**Goal**
Quote every line below exactly as it reads.

**Collection entries**
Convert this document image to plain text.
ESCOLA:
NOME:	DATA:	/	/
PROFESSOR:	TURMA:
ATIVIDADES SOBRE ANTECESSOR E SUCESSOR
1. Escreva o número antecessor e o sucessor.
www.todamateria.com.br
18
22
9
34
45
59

**Task result**
Convert this document image to plain text.
ESCOLA:
NOME:	DATA:	/	/
PROFESSOR:	TURMA:
ATIVIDADES SOBRE ANTECESSOR E SUCESSOR
1. Escreva o número antecessor e o sucessor.
www.todamateria.com.br
18
22
9
34
45
59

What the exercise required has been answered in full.